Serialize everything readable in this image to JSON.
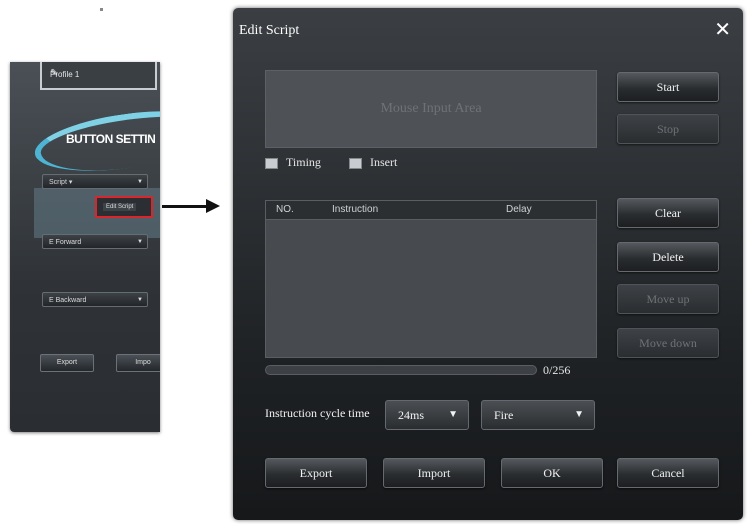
{
  "left_panel": {
    "profile_name": "Profile 1",
    "section_title": "BUTTON SETTIN",
    "selects": [
      "Script ▾",
      "E Forward",
      "E Backward"
    ],
    "edit_script_label": "Edit Script",
    "export_label": "Export",
    "import_label": "Impo"
  },
  "dialog": {
    "title": "Edit Script",
    "close_icon": "close-icon",
    "mouse_input_area": "Mouse Input Area",
    "start_label": "Start",
    "stop_label": "Stop",
    "timing_label": "Timing",
    "insert_label": "Insert",
    "columns": [
      "NO.",
      "Instruction",
      "Delay"
    ],
    "clear_label": "Clear",
    "delete_label": "Delete",
    "move_up_label": "Move up",
    "move_down_label": "Move down",
    "counter": "0/256",
    "cycle_label": "Instruction cycle time",
    "cycle_value": "24ms",
    "mode_value": "Fire",
    "export_label": "Export",
    "import_label": "Import",
    "ok_label": "OK",
    "cancel_label": "Cancel"
  }
}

══════════════════════════════

▶ **Goal of the exercise**: Repeat the records above exactly, omitting every picture.

▶ **Answer**:
Serialize everything readable in this image to JSON.
{
  "left_panel": {
    "profile_name": "Profile 1",
    "section_title": "BUTTON SETTIN",
    "selects": [
      "Script ▾",
      "E Forward",
      "E Backward"
    ],
    "edit_script_label": "Edit Script",
    "export_label": "Export",
    "import_label": "Impo"
  },
  "dialog": {
    "title": "Edit Script",
    "close_icon": "close-icon",
    "mouse_input_area": "Mouse Input Area",
    "start_label": "Start",
    "stop_label": "Stop",
    "timing_label": "Timing",
    "insert_label": "Insert",
    "columns": [
      "NO.",
      "Instruction",
      "Delay"
    ],
    "clear_label": "Clear",
    "delete_label": "Delete",
    "move_up_label": "Move up",
    "move_down_label": "Move down",
    "counter": "0/256",
    "cycle_label": "Instruction cycle time",
    "cycle_value": "24ms",
    "mode_value": "Fire",
    "export_label": "Export",
    "import_label": "Import",
    "ok_label": "OK",
    "cancel_label": "Cancel"
  }
}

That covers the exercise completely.